[start Provided entries]

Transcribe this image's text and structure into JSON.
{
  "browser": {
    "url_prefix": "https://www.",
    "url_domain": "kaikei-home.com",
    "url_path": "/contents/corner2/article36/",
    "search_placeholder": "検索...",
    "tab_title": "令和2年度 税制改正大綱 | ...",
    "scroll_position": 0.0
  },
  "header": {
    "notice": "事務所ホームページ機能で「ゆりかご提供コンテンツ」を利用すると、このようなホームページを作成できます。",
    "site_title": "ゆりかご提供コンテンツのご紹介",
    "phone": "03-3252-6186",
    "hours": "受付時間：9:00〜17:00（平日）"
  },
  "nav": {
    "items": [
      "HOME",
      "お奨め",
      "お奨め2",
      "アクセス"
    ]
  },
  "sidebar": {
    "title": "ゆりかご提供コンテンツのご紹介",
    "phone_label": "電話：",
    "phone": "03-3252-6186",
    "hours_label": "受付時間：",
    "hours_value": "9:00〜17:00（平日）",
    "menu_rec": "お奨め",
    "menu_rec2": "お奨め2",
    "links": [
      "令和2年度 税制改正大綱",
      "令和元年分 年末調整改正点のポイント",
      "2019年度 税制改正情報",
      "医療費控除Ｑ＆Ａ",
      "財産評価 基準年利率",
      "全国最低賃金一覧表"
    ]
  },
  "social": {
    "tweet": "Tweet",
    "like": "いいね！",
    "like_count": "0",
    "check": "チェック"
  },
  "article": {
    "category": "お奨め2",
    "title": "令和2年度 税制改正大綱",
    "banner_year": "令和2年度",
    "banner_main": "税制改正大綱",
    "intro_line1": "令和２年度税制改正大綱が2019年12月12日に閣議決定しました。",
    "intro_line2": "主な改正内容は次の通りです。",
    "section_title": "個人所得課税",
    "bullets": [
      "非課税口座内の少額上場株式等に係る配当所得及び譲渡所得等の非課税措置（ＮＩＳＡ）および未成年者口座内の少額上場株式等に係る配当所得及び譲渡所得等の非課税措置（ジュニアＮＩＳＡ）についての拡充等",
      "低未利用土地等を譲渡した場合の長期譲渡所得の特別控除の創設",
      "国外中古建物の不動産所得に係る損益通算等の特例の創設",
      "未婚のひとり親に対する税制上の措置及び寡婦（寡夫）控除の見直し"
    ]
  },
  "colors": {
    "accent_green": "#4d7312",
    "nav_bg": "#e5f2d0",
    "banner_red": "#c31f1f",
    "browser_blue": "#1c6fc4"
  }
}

[end Provided entries]
[start Provided entries]

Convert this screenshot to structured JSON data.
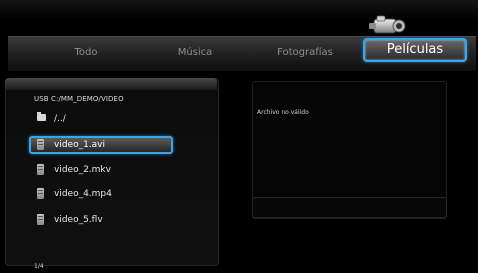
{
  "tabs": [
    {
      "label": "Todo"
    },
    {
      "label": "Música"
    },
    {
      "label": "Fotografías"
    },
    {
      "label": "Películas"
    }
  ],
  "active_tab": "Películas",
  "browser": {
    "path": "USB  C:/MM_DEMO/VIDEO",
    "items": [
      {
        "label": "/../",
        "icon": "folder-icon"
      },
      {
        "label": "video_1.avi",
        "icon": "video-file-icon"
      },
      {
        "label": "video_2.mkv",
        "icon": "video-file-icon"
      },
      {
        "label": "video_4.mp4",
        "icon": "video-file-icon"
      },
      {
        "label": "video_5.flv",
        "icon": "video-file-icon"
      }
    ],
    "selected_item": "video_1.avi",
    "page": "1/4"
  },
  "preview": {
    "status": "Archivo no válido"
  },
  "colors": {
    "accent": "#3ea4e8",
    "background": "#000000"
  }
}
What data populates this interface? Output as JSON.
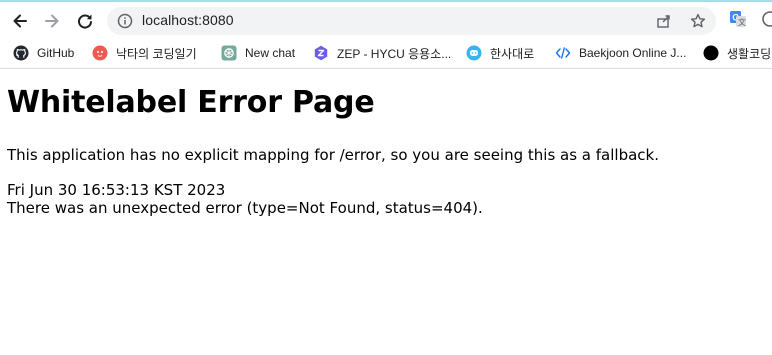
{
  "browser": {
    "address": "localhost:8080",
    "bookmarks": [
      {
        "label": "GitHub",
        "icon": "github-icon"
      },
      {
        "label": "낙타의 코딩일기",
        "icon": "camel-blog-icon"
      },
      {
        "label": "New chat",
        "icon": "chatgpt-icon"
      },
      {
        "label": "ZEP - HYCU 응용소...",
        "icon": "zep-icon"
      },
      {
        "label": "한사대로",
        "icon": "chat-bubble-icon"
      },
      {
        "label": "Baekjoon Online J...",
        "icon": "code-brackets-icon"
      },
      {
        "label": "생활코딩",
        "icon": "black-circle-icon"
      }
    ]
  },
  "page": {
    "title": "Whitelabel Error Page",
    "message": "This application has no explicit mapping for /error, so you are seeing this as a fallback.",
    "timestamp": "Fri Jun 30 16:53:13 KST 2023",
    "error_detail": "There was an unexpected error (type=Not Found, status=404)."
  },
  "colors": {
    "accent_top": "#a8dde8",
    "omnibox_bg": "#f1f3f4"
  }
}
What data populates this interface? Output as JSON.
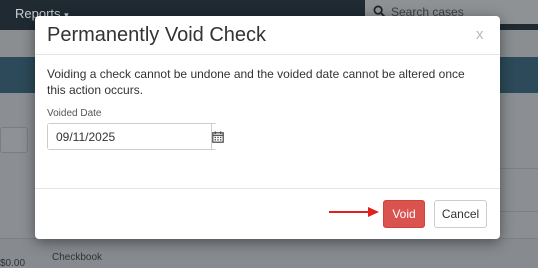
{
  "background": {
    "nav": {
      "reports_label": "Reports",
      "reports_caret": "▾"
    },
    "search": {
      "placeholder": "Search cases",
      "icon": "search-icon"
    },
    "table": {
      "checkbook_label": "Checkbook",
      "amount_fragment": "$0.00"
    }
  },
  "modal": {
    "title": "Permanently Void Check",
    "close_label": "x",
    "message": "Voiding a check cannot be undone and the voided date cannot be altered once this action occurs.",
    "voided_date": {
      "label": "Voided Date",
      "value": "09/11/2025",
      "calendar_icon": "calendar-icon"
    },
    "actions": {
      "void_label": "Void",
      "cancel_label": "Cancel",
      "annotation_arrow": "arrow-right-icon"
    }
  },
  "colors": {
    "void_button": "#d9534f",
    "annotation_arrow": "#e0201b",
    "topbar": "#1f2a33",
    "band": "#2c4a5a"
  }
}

[end Provided entries]
[start Provided entries]

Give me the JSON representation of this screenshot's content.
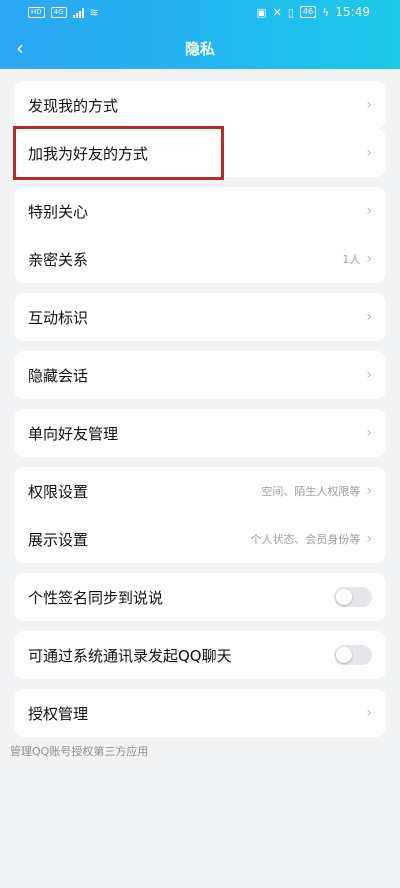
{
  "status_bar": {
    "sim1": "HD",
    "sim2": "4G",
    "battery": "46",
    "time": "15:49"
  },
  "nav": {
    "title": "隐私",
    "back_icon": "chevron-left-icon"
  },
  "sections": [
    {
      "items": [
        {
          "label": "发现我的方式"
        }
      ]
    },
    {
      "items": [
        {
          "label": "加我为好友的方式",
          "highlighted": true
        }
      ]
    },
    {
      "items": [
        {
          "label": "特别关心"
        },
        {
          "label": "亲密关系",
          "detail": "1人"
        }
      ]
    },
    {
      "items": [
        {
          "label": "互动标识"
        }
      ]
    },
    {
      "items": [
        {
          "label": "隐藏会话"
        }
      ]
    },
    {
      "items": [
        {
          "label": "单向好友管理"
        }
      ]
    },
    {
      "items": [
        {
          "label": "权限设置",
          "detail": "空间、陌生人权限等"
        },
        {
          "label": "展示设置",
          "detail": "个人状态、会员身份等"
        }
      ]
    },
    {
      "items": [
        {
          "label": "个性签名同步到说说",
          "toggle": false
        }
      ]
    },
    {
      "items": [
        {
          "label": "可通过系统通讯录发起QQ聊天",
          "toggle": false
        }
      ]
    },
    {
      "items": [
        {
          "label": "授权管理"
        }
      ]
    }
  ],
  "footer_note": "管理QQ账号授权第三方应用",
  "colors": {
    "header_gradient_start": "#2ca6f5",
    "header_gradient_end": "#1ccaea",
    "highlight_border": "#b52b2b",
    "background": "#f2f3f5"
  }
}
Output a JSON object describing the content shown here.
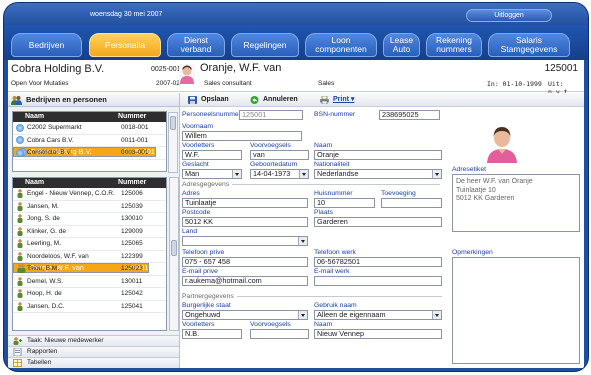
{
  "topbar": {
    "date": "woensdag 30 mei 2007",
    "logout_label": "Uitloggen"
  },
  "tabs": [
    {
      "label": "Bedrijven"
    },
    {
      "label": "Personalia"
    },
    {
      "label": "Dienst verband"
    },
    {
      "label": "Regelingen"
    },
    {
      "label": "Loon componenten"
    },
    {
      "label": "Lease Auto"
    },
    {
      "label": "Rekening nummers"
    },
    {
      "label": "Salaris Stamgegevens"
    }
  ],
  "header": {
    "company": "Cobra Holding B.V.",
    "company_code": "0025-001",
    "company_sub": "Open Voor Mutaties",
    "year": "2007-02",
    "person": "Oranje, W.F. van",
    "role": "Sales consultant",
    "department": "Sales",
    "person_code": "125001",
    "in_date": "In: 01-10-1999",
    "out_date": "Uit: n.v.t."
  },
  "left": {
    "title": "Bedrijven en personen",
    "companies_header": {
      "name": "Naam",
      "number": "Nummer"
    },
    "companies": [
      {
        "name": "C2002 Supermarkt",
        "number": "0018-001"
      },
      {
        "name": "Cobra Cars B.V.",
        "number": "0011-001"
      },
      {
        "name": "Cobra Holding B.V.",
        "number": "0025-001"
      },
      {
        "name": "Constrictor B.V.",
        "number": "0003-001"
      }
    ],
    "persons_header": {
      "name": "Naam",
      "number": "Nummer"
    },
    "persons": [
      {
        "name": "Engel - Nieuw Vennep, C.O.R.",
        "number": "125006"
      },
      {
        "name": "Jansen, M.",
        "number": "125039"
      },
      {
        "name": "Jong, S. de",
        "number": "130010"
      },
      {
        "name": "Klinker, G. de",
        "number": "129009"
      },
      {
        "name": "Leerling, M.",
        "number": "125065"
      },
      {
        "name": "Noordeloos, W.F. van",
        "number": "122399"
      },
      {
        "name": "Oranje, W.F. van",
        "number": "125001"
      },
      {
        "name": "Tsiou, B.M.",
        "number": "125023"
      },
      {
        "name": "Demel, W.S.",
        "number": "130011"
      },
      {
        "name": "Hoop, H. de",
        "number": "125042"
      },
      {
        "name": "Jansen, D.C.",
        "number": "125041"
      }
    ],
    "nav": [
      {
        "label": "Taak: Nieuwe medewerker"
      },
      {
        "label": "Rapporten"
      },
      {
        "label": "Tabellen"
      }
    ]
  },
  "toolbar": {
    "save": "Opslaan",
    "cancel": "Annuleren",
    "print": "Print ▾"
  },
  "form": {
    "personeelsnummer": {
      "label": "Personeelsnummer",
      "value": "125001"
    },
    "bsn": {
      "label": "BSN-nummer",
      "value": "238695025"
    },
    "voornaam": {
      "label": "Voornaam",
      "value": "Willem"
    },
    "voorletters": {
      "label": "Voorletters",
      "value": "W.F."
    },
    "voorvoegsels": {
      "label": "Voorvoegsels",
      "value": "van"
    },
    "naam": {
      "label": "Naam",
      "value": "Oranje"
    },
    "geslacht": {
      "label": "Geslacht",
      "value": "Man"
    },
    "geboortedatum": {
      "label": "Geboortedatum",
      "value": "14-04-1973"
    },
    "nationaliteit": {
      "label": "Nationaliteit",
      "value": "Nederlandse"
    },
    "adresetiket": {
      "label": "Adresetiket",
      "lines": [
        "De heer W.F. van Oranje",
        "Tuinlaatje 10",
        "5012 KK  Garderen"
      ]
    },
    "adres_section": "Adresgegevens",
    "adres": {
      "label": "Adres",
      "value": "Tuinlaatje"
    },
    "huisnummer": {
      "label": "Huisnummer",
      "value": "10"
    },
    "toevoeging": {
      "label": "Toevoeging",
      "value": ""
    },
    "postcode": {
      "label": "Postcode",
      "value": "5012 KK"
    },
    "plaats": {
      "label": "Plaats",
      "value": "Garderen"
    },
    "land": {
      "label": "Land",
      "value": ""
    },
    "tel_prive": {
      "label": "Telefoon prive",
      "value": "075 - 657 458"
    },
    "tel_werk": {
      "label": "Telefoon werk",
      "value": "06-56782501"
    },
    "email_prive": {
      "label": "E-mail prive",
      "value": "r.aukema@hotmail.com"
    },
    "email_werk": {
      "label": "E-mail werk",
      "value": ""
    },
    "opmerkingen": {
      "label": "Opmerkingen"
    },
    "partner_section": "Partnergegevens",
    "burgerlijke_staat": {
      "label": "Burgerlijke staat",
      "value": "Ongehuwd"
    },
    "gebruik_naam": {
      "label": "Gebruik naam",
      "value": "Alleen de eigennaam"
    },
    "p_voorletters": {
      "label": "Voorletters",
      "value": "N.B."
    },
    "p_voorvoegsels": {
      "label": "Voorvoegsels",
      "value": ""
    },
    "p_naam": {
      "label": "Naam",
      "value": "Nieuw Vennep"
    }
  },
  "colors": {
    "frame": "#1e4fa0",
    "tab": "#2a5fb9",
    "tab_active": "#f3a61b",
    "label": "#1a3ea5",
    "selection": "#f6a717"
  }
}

[end Provided entries]

Exercise aim >> Indicate how many lines of the material include the word "Cobra"; the number alone is required.

The answer >> 3